Transcribe the records below exactly, leaving out any pictures.

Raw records
"""

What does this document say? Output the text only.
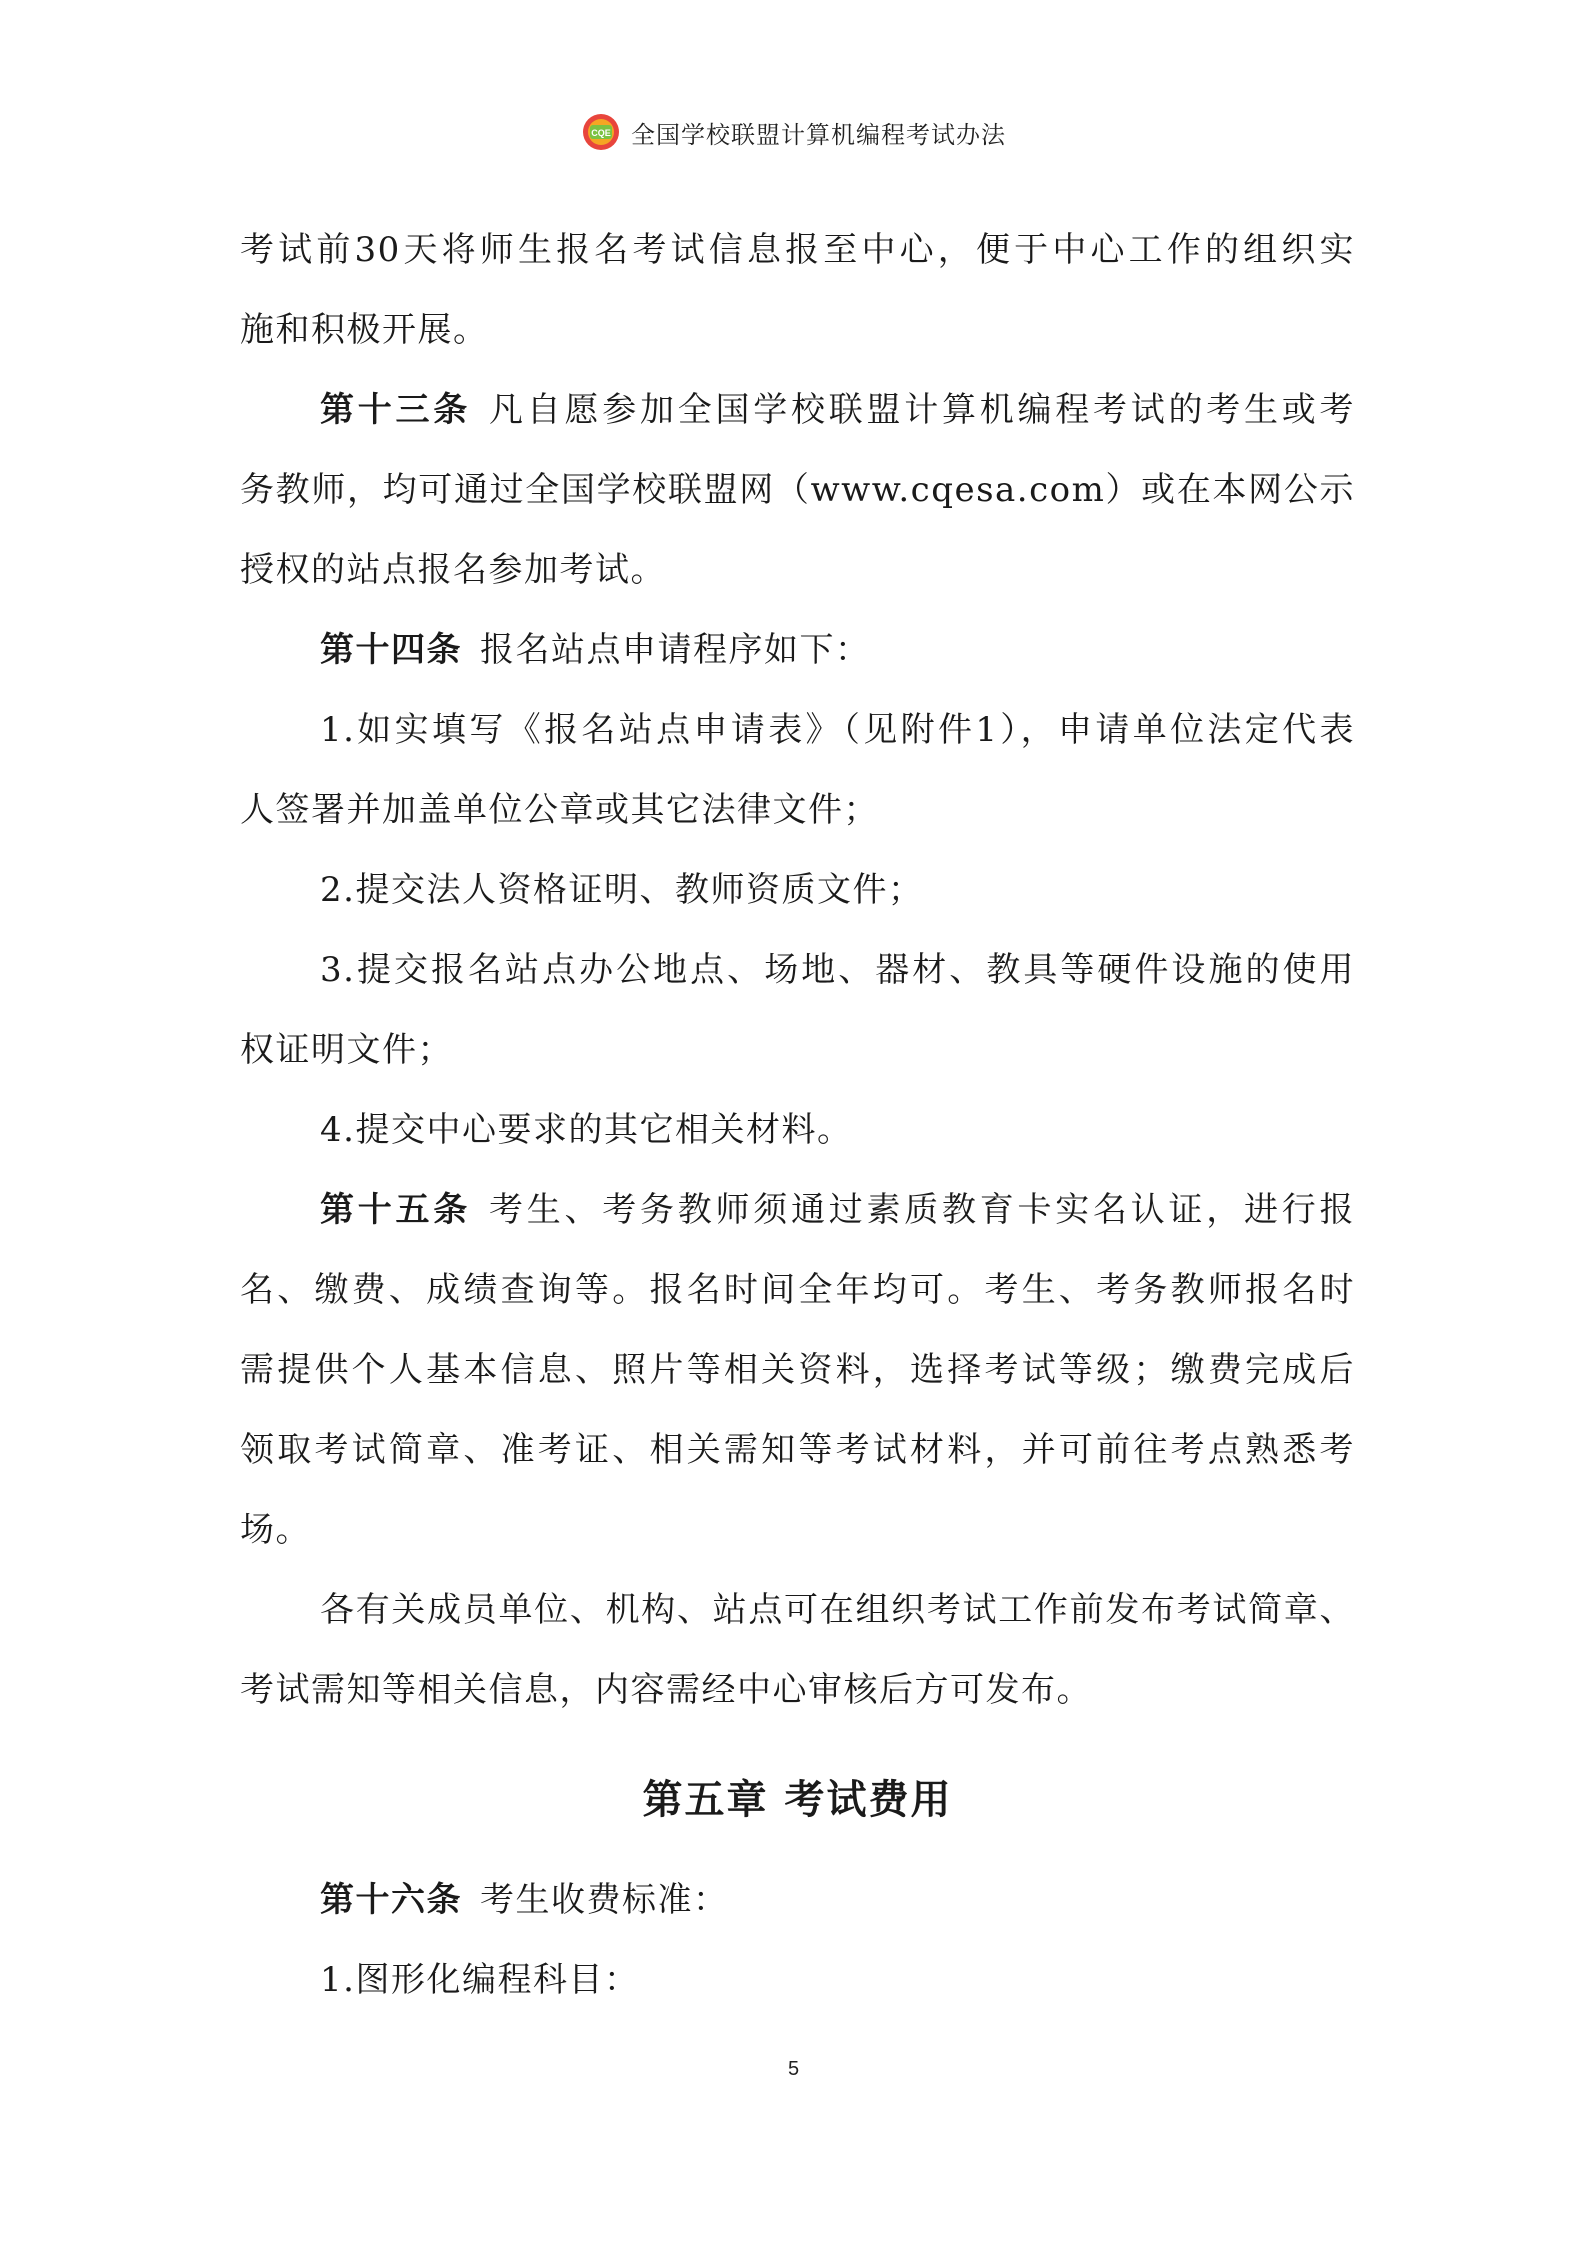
CQE 全国学校联盟计算机编程考试办法
考试前30天将师生报名考试信息报至中心，便于中心工作的组织实
施和积极开展。
第十三条 凡自愿参加全国学校联盟计算机编程考试的考生或考
务教师，均可通过全国学校联盟网（www.cqesa.com）或在本网公示
授权的站点报名参加考试。
第十四条 报名站点申请程序如下：
1.如实填写《报名站点申请表》（见附件1），申请单位法定代表
人签署并加盖单位公章或其它法律文件；
2.提交法人资格证明、教师资质文件；
3.提交报名站点办公地点、场地、器材、教具等硬件设施的使用
权证明文件；
4.提交中心要求的其它相关材料。
第十五条 考生、考务教师须通过素质教育卡实名认证，进行报
名、缴费、成绩查询等。报名时间全年均可。考生、考务教师报名时
需提供个人基本信息、照片等相关资料，选择考试等级；缴费完成后
领取考试简章、准考证、相关需知等考试材料，并可前往考点熟悉考
场。
各有关成员单位、机构、站点可在组织考试工作前发布考试简章、
考试需知等相关信息，内容需经中心审核后方可发布。
第五章 考试费用
第十六条 考生收费标准：
1.图形化编程科目：
5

"""

• TASK ANSWER:
What does this document say? Output the text only.
CQE 全国学校联盟计算机编程考试办法
考试前30天将师生报名考试信息报至中心，便于中心工作的组织实
施和积极开展。
第十三条 凡自愿参加全国学校联盟计算机编程考试的考生或考
务教师，均可通过全国学校联盟网（www.cqesa.com）或在本网公示
授权的站点报名参加考试。
第十四条 报名站点申请程序如下：
1.如实填写《报名站点申请表》（见附件1），申请单位法定代表
人签署并加盖单位公章或其它法律文件；
2.提交法人资格证明、教师资质文件；
3.提交报名站点办公地点、场地、器材、教具等硬件设施的使用
权证明文件；
4.提交中心要求的其它相关材料。
第十五条 考生、考务教师须通过素质教育卡实名认证，进行报
名、缴费、成绩查询等。报名时间全年均可。考生、考务教师报名时
需提供个人基本信息、照片等相关资料，选择考试等级；缴费完成后
领取考试简章、准考证、相关需知等考试材料，并可前往考点熟悉考
场。
各有关成员单位、机构、站点可在组织考试工作前发布考试简章、
考试需知等相关信息，内容需经中心审核后方可发布。
第五章 考试费用
第十六条 考生收费标准：
1.图形化编程科目：
5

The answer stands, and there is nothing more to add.